* start *
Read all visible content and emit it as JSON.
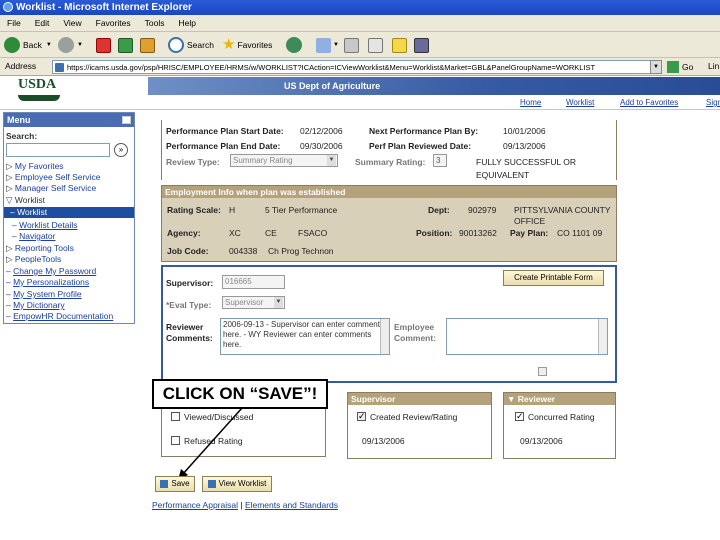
{
  "window": {
    "title": "Worklist - Microsoft Internet Explorer"
  },
  "menubar": [
    "File",
    "Edit",
    "View",
    "Favorites",
    "Tools",
    "Help"
  ],
  "toolbar": {
    "back": "Back",
    "search": "Search",
    "favorites": "Favorites"
  },
  "address": {
    "label": "Address",
    "url": "https://icams.usda.gov/psp/HRISC/EMPLOYEE/HRMS/w/WORKLIST?ICAction=ICViewWorklist&Menu=Worklist&Market=GBL&PanelGroupName=WORKLIST",
    "go": "Go",
    "links": "Lin"
  },
  "banner": {
    "logo": "USDA",
    "org": "US Dept of Agriculture"
  },
  "nav": {
    "home": "Home",
    "worklist": "Worklist",
    "add_favorites": "Add to Favorites",
    "sign_out": "Sign"
  },
  "menu": {
    "title": "Menu",
    "search_label": "Search:",
    "items": [
      "My Favorites",
      "Employee Self Service",
      "Manager Self Service",
      "Worklist",
      "Worklist",
      "Worklist Details",
      "Navigator",
      "Reporting Tools",
      "PeopleTools",
      "Change My Password",
      "My Personalizations",
      "My System Profile",
      "My Dictionary",
      "EmpowHR Documentation"
    ]
  },
  "plan": {
    "start_label": "Performance Plan Start Date:",
    "start": "02/12/2006",
    "end_label": "Performance Plan End Date:",
    "end": "09/30/2006",
    "next_label": "Next Performance Plan By:",
    "next": "10/01/2006",
    "reviewed_label": "Perf Plan Reviewed Date:",
    "reviewed": "09/13/2006",
    "review_type_label": "Review Type:",
    "review_type": "Summary Rating",
    "summary_label": "Summary Rating:",
    "summary_num": "3",
    "summary_text": "FULLY SUCCESSFUL OR EQUIVALENT"
  },
  "employment": {
    "header": "Employment Info when plan was established",
    "scale_label": "Rating Scale:",
    "scale": "H",
    "scale_desc": "5 Tier Performance",
    "dept_label": "Dept:",
    "dept": "902979",
    "dept_name": "PITTSYLVANIA COUNTY OFFICE",
    "agency_label": "Agency:",
    "agency": "XC",
    "agency2": "CE",
    "agency3": "FSACO",
    "position_label": "Position:",
    "position": "90013262",
    "payplan_label": "Pay Plan:",
    "payplan": "CO 1101 09",
    "jobcode_label": "Job Code:",
    "jobcode": "004338",
    "jobcode_desc": "Ch Prog Technon"
  },
  "supervisor_section": {
    "supervisor_label": "Supervisor:",
    "supervisor": "016665",
    "eval_label": "*Eval Type:",
    "eval": "Supervisor",
    "print_button": "Create Printable Form",
    "reviewer_label": "Reviewer Comments:",
    "reviewer_comments": "2006-09-13 - Supervisor can enter comments here. - WY Reviewer can enter comments here.",
    "employee_label": "Employee Comment:"
  },
  "status": {
    "employee_viewed": "Viewed/Discussed",
    "employee_refused": "Refused Rating",
    "supervisor_header": "Supervisor",
    "supervisor_check": "Created Review/Rating",
    "supervisor_date": "09/13/2006",
    "reviewer_header": "Reviewer",
    "reviewer_check": "Concurred Rating",
    "reviewer_date": "09/13/2006"
  },
  "buttons": {
    "save": "Save",
    "view_worklist": "View Worklist"
  },
  "footer": {
    "appraisal": "Performance Appraisal",
    "sep": " | ",
    "elements": "Elements and Standards"
  },
  "callout": "CLICK ON “SAVE”!"
}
* end *
→ Instructions to follow: Extract the full listing exactly, with the pictures left out.

→ The reply:
Read all visible content and emit it as JSON.
{
  "window": {
    "title": "Worklist - Microsoft Internet Explorer"
  },
  "menubar": [
    "File",
    "Edit",
    "View",
    "Favorites",
    "Tools",
    "Help"
  ],
  "toolbar": {
    "back": "Back",
    "search": "Search",
    "favorites": "Favorites"
  },
  "address": {
    "label": "Address",
    "url": "https://icams.usda.gov/psp/HRISC/EMPLOYEE/HRMS/w/WORKLIST?ICAction=ICViewWorklist&Menu=Worklist&Market=GBL&PanelGroupName=WORKLIST",
    "go": "Go",
    "links": "Lin"
  },
  "banner": {
    "logo": "USDA",
    "org": "US Dept of Agriculture"
  },
  "nav": {
    "home": "Home",
    "worklist": "Worklist",
    "add_favorites": "Add to Favorites",
    "sign_out": "Sign"
  },
  "menu": {
    "title": "Menu",
    "search_label": "Search:",
    "items": [
      "My Favorites",
      "Employee Self Service",
      "Manager Self Service",
      "Worklist",
      "Worklist",
      "Worklist Details",
      "Navigator",
      "Reporting Tools",
      "PeopleTools",
      "Change My Password",
      "My Personalizations",
      "My System Profile",
      "My Dictionary",
      "EmpowHR Documentation"
    ]
  },
  "plan": {
    "start_label": "Performance Plan Start Date:",
    "start": "02/12/2006",
    "end_label": "Performance Plan End Date:",
    "end": "09/30/2006",
    "next_label": "Next Performance Plan By:",
    "next": "10/01/2006",
    "reviewed_label": "Perf Plan Reviewed Date:",
    "reviewed": "09/13/2006",
    "review_type_label": "Review Type:",
    "review_type": "Summary Rating",
    "summary_label": "Summary Rating:",
    "summary_num": "3",
    "summary_text": "FULLY SUCCESSFUL OR EQUIVALENT"
  },
  "employment": {
    "header": "Employment Info when plan was established",
    "scale_label": "Rating Scale:",
    "scale": "H",
    "scale_desc": "5 Tier Performance",
    "dept_label": "Dept:",
    "dept": "902979",
    "dept_name": "PITTSYLVANIA COUNTY OFFICE",
    "agency_label": "Agency:",
    "agency": "XC",
    "agency2": "CE",
    "agency3": "FSACO",
    "position_label": "Position:",
    "position": "90013262",
    "payplan_label": "Pay Plan:",
    "payplan": "CO 1101 09",
    "jobcode_label": "Job Code:",
    "jobcode": "004338",
    "jobcode_desc": "Ch Prog Technon"
  },
  "supervisor_section": {
    "supervisor_label": "Supervisor:",
    "supervisor": "016665",
    "eval_label": "*Eval Type:",
    "eval": "Supervisor",
    "print_button": "Create Printable Form",
    "reviewer_label": "Reviewer Comments:",
    "reviewer_comments": "2006-09-13 - Supervisor can enter comments here. - WY Reviewer can enter comments here.",
    "employee_label": "Employee Comment:"
  },
  "status": {
    "employee_viewed": "Viewed/Discussed",
    "employee_refused": "Refused Rating",
    "supervisor_header": "Supervisor",
    "supervisor_check": "Created Review/Rating",
    "supervisor_date": "09/13/2006",
    "reviewer_header": "Reviewer",
    "reviewer_check": "Concurred Rating",
    "reviewer_date": "09/13/2006"
  },
  "buttons": {
    "save": "Save",
    "view_worklist": "View Worklist"
  },
  "footer": {
    "appraisal": "Performance Appraisal",
    "sep": " | ",
    "elements": "Elements and Standards"
  },
  "callout": "CLICK ON “SAVE”!"
}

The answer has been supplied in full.